(Stored data entries)
---
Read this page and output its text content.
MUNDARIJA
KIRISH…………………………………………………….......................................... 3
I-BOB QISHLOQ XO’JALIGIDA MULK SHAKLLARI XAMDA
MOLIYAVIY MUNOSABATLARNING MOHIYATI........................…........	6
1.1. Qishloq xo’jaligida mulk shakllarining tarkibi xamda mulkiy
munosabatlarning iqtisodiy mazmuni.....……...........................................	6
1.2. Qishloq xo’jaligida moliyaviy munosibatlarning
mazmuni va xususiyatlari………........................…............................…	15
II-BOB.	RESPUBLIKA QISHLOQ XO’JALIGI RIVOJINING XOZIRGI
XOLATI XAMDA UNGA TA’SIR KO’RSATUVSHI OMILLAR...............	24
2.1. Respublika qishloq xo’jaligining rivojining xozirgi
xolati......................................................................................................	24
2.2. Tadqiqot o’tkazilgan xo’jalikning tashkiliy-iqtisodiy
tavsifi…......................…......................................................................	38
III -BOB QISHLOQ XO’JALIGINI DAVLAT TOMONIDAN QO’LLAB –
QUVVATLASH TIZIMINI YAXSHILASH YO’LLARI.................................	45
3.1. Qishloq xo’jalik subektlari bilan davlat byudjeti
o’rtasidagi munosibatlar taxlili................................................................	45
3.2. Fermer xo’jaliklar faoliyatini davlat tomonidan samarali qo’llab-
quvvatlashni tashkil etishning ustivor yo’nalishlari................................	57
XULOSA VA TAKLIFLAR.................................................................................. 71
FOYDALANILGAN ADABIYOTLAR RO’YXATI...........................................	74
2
---
- YOUR INSTRUCTIONS:
Scan the listing above and identify each line holding the string "iqtisodiy"; copy every such line.

- RESULT:
munosabatlarning iqtisodiy mazmuni.....……...........................................	6
2.2. Tadqiqot o’tkazilgan xo’jalikning tashkiliy-iqtisodiy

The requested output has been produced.